■ INPUT RECORDS:
* START *

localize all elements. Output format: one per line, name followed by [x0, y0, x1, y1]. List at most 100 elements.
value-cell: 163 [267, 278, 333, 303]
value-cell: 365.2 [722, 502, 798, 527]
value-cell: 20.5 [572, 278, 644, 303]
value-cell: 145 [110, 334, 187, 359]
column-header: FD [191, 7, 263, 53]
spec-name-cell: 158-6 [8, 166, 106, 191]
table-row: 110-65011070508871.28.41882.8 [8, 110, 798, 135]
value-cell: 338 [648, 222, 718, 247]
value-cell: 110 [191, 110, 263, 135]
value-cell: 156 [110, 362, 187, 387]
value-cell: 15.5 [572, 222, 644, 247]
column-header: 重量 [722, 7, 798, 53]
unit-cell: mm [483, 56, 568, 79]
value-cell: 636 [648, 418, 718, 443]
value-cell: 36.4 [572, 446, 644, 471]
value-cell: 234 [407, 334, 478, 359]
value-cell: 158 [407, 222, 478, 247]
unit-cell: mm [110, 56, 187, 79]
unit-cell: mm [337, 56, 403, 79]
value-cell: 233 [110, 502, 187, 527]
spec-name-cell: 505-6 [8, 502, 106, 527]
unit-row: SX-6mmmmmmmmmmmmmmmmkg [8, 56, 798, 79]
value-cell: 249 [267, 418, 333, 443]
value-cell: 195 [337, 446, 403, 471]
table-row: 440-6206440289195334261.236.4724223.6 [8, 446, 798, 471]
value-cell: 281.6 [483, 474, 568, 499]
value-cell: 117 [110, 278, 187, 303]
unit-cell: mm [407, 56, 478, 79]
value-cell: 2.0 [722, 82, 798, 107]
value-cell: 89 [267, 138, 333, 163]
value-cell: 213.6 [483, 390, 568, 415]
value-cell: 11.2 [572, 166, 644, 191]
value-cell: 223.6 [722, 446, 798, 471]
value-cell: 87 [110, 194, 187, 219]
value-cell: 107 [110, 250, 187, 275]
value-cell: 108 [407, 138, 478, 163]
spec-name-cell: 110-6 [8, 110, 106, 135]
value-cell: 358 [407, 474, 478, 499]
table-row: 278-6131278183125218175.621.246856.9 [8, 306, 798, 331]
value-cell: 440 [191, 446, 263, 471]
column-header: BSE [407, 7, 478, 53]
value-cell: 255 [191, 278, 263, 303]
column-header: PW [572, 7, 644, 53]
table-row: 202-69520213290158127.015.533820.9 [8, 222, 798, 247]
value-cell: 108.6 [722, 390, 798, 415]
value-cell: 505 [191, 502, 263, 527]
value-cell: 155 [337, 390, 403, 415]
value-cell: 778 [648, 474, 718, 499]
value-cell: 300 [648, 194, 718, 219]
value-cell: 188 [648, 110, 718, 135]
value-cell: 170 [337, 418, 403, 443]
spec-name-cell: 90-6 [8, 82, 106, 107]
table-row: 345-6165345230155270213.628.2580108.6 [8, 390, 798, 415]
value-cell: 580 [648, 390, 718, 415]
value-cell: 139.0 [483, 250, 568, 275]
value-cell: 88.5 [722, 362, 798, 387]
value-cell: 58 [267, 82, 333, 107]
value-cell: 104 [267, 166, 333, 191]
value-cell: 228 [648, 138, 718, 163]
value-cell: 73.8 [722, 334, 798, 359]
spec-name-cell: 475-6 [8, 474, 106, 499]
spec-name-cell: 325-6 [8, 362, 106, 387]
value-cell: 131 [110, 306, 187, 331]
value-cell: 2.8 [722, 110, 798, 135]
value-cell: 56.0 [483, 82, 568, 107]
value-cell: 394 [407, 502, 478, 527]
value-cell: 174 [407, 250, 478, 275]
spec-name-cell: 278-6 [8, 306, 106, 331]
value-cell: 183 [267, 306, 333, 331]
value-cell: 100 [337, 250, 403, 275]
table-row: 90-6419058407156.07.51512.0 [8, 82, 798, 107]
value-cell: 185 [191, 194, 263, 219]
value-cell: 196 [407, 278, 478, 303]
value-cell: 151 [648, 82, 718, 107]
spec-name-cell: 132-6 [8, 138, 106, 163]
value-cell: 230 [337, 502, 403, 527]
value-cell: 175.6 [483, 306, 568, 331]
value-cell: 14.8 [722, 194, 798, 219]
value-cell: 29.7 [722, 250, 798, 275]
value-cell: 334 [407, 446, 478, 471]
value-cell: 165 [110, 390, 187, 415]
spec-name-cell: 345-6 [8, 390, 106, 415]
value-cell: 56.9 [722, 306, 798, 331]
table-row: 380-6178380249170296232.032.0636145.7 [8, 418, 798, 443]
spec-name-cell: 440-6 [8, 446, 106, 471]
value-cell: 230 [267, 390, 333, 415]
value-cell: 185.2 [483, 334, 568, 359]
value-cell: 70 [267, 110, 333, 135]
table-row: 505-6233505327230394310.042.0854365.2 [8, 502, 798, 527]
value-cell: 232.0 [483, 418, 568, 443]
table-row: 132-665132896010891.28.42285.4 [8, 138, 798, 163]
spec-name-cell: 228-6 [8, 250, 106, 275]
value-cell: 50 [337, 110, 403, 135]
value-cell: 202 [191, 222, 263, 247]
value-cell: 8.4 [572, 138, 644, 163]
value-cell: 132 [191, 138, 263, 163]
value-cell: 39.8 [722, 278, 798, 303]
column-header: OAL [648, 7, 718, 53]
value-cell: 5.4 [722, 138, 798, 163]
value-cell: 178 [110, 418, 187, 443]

* END *

■ GIVEN REQUEST:
In the material, from its first line through the line containing "value-cell: 117 [110, 278, 187, 303]", rename every "value-cell" to "data-cell" and write out those lines with nothing else changed.

■ THE ANSWER:
localize all elements. Output format: one per line, name followed by [x0, y0, x1, y1]. List at most 100 elements.
data-cell: 163 [267, 278, 333, 303]
data-cell: 365.2 [722, 502, 798, 527]
data-cell: 20.5 [572, 278, 644, 303]
data-cell: 145 [110, 334, 187, 359]
column-header: FD [191, 7, 263, 53]
spec-name-cell: 158-6 [8, 166, 106, 191]
table-row: 110-65011070508871.28.41882.8 [8, 110, 798, 135]
data-cell: 338 [648, 222, 718, 247]
data-cell: 110 [191, 110, 263, 135]
data-cell: 156 [110, 362, 187, 387]
data-cell: 15.5 [572, 222, 644, 247]
column-header: 重量 [722, 7, 798, 53]
unit-cell: mm [483, 56, 568, 79]
data-cell: 636 [648, 418, 718, 443]
data-cell: 36.4 [572, 446, 644, 471]
data-cell: 234 [407, 334, 478, 359]
data-cell: 158 [407, 222, 478, 247]
unit-cell: mm [110, 56, 187, 79]
unit-cell: mm [337, 56, 403, 79]
data-cell: 233 [110, 502, 187, 527]
spec-name-cell: 505-6 [8, 502, 106, 527]
unit-row: SX-6mmmmmmmmmmmmmmmmkg [8, 56, 798, 79]
data-cell: 249 [267, 418, 333, 443]
data-cell: 195 [337, 446, 403, 471]
table-row: 440-6206440289195334261.236.4724223.6 [8, 446, 798, 471]
data-cell: 281.6 [483, 474, 568, 499]
data-cell: 117 [110, 278, 187, 303]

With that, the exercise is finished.